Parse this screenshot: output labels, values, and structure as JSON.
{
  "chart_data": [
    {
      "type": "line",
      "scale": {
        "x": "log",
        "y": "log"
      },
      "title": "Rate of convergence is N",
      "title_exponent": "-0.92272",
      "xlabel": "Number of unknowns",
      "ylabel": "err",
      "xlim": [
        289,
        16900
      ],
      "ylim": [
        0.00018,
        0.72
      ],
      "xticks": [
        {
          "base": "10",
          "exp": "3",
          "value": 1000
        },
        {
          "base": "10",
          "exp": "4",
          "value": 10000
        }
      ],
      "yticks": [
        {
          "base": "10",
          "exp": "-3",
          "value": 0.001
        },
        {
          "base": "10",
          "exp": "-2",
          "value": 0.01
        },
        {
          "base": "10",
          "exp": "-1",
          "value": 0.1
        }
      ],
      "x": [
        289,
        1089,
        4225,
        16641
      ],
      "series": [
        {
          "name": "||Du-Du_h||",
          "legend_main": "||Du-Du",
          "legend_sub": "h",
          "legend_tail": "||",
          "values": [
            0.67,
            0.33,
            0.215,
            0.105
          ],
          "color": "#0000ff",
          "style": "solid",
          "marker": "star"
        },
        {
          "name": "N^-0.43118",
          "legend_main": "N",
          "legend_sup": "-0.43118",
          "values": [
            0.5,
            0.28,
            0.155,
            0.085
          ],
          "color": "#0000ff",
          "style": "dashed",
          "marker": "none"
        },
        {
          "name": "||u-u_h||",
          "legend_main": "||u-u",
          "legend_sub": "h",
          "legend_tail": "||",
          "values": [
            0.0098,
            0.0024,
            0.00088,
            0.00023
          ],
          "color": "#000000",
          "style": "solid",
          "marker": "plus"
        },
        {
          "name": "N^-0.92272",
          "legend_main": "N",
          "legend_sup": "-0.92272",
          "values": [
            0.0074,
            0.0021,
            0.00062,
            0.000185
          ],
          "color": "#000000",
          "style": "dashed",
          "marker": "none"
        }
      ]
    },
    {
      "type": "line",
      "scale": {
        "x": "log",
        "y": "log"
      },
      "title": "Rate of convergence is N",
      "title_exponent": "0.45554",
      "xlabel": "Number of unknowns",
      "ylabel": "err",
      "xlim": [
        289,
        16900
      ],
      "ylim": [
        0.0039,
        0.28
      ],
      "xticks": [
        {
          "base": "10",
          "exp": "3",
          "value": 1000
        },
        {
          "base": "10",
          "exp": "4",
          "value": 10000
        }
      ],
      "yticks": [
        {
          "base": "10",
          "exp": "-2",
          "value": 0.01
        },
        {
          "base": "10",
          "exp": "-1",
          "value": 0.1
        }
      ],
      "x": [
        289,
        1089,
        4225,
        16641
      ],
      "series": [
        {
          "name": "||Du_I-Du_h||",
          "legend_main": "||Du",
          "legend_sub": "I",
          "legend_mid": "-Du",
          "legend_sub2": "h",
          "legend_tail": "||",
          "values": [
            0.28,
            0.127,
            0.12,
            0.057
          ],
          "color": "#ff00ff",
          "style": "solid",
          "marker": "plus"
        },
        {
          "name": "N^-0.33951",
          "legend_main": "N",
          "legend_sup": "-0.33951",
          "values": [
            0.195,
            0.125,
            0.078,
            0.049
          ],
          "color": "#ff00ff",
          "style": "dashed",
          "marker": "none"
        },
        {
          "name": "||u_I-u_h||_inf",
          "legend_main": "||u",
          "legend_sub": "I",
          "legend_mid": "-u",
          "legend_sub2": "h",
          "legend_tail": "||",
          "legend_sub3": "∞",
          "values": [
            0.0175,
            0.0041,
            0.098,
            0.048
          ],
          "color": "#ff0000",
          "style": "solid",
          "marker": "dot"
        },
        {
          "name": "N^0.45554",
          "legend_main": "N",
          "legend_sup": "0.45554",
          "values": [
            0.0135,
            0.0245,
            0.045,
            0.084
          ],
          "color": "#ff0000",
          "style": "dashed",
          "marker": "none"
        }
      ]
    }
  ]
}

----------------------------------------

Copy out the full listing exactly.

Parse this screenshot: output labels, values, and structure as JSON.
{
  "chart_data": [
    {
      "type": "line",
      "scale": {
        "x": "log",
        "y": "log"
      },
      "title": "Rate of convergence is N",
      "title_exponent": "-0.92272",
      "xlabel": "Number of unknowns",
      "ylabel": "err",
      "xlim": [
        289,
        16900
      ],
      "ylim": [
        0.00018,
        0.72
      ],
      "xticks": [
        {
          "base": "10",
          "exp": "3",
          "value": 1000
        },
        {
          "base": "10",
          "exp": "4",
          "value": 10000
        }
      ],
      "yticks": [
        {
          "base": "10",
          "exp": "-3",
          "value": 0.001
        },
        {
          "base": "10",
          "exp": "-2",
          "value": 0.01
        },
        {
          "base": "10",
          "exp": "-1",
          "value": 0.1
        }
      ],
      "x": [
        289,
        1089,
        4225,
        16641
      ],
      "series": [
        {
          "name": "||Du-Du_h||",
          "legend_main": "||Du-Du",
          "legend_sub": "h",
          "legend_tail": "||",
          "values": [
            0.67,
            0.33,
            0.215,
            0.105
          ],
          "color": "#0000ff",
          "style": "solid",
          "marker": "star"
        },
        {
          "name": "N^-0.43118",
          "legend_main": "N",
          "legend_sup": "-0.43118",
          "values": [
            0.5,
            0.28,
            0.155,
            0.085
          ],
          "color": "#0000ff",
          "style": "dashed",
          "marker": "none"
        },
        {
          "name": "||u-u_h||",
          "legend_main": "||u-u",
          "legend_sub": "h",
          "legend_tail": "||",
          "values": [
            0.0098,
            0.0024,
            0.00088,
            0.00023
          ],
          "color": "#000000",
          "style": "solid",
          "marker": "plus"
        },
        {
          "name": "N^-0.92272",
          "legend_main": "N",
          "legend_sup": "-0.92272",
          "values": [
            0.0074,
            0.0021,
            0.00062,
            0.000185
          ],
          "color": "#000000",
          "style": "dashed",
          "marker": "none"
        }
      ]
    },
    {
      "type": "line",
      "scale": {
        "x": "log",
        "y": "log"
      },
      "title": "Rate of convergence is N",
      "title_exponent": "0.45554",
      "xlabel": "Number of unknowns",
      "ylabel": "err",
      "xlim": [
        289,
        16900
      ],
      "ylim": [
        0.0039,
        0.28
      ],
      "xticks": [
        {
          "base": "10",
          "exp": "3",
          "value": 1000
        },
        {
          "base": "10",
          "exp": "4",
          "value": 10000
        }
      ],
      "yticks": [
        {
          "base": "10",
          "exp": "-2",
          "value": 0.01
        },
        {
          "base": "10",
          "exp": "-1",
          "value": 0.1
        }
      ],
      "x": [
        289,
        1089,
        4225,
        16641
      ],
      "series": [
        {
          "name": "||Du_I-Du_h||",
          "legend_main": "||Du",
          "legend_sub": "I",
          "legend_mid": "-Du",
          "legend_sub2": "h",
          "legend_tail": "||",
          "values": [
            0.28,
            0.127,
            0.12,
            0.057
          ],
          "color": "#ff00ff",
          "style": "solid",
          "marker": "plus"
        },
        {
          "name": "N^-0.33951",
          "legend_main": "N",
          "legend_sup": "-0.33951",
          "values": [
            0.195,
            0.125,
            0.078,
            0.049
          ],
          "color": "#ff00ff",
          "style": "dashed",
          "marker": "none"
        },
        {
          "name": "||u_I-u_h||_inf",
          "legend_main": "||u",
          "legend_sub": "I",
          "legend_mid": "-u",
          "legend_sub2": "h",
          "legend_tail": "||",
          "legend_sub3": "∞",
          "values": [
            0.0175,
            0.0041,
            0.098,
            0.048
          ],
          "color": "#ff0000",
          "style": "solid",
          "marker": "dot"
        },
        {
          "name": "N^0.45554",
          "legend_main": "N",
          "legend_sup": "0.45554",
          "values": [
            0.0135,
            0.0245,
            0.045,
            0.084
          ],
          "color": "#ff0000",
          "style": "dashed",
          "marker": "none"
        }
      ]
    }
  ]
}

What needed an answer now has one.